### Objective
Review the material line by line. Identify and copy every line that contains the string "series".

--- Begin Input data ---

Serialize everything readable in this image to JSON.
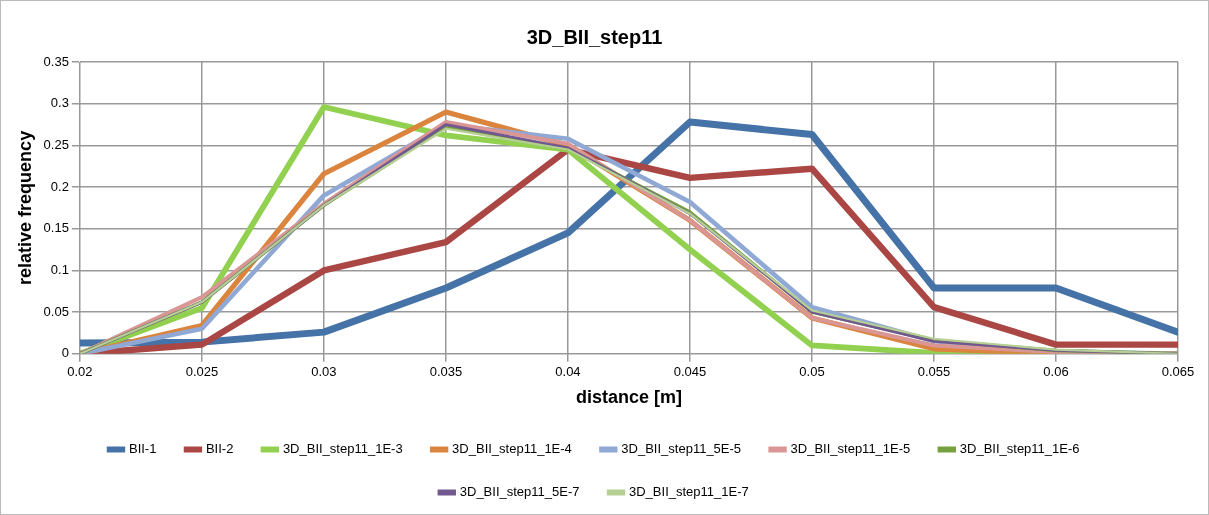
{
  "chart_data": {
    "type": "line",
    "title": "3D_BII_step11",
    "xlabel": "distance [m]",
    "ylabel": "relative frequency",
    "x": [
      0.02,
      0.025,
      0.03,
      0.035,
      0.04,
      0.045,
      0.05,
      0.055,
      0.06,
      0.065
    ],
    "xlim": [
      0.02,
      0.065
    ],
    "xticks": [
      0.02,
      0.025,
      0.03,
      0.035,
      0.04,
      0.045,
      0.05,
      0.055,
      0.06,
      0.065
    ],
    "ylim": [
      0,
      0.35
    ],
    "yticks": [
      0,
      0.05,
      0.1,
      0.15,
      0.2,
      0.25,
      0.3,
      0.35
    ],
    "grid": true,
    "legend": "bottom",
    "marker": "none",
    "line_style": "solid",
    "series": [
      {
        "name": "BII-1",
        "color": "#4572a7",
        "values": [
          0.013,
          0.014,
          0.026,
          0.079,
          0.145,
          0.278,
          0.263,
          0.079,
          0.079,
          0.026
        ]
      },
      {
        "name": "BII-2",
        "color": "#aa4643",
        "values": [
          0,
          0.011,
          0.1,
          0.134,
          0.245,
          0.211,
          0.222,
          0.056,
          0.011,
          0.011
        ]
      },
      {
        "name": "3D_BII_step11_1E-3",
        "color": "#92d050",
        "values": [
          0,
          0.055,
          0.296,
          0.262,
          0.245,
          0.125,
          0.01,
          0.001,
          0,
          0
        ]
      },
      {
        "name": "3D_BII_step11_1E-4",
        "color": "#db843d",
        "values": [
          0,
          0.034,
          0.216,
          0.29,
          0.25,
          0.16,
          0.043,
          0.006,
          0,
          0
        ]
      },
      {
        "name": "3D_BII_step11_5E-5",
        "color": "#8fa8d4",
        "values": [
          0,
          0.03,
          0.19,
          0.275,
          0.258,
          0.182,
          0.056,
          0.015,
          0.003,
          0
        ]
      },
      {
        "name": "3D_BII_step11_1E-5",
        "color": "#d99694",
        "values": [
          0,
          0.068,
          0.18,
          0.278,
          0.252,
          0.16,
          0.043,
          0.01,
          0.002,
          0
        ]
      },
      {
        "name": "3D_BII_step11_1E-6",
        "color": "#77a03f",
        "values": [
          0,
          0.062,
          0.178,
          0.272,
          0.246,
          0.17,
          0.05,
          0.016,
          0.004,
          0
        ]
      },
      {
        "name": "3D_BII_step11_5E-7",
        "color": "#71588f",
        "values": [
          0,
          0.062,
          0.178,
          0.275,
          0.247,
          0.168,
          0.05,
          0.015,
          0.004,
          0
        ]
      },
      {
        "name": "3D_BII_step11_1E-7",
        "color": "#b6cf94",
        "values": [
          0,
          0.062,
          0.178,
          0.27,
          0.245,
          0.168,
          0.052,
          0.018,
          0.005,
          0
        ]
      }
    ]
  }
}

--- End Input data ---
--- Begin Input data ---

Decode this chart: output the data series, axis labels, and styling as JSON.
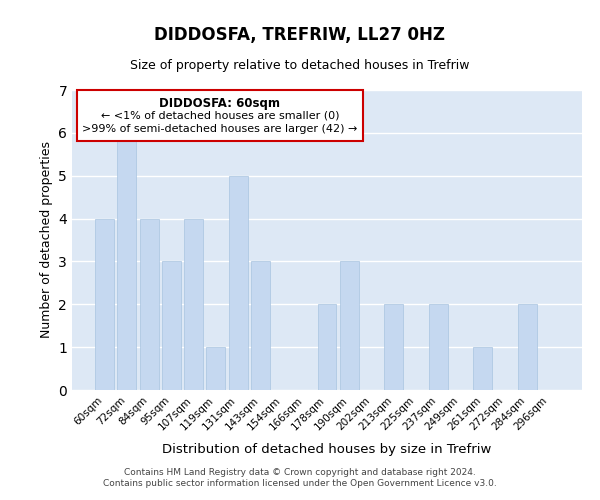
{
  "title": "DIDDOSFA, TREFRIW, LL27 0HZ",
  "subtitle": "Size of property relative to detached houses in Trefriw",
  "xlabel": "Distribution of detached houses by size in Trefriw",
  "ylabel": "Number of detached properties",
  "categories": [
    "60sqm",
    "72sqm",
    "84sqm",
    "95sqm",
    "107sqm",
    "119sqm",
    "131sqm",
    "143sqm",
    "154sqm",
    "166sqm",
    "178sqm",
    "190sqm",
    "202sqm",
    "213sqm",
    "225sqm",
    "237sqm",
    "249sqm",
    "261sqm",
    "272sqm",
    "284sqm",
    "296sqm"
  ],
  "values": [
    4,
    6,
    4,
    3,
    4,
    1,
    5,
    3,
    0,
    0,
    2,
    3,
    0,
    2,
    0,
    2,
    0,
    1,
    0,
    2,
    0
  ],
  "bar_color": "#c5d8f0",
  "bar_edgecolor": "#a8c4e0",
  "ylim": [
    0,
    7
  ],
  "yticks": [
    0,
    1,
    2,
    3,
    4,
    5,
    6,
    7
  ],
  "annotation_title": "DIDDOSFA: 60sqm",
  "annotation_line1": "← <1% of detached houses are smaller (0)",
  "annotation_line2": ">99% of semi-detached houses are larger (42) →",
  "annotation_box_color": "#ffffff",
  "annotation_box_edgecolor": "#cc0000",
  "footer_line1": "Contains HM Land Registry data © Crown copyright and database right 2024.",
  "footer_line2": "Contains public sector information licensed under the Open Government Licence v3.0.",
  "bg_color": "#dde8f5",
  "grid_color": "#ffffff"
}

--- End Input data ---

### Response for this exercise
    "series": [
Decode this chart: output the data series, axis labels, and styling as JSON.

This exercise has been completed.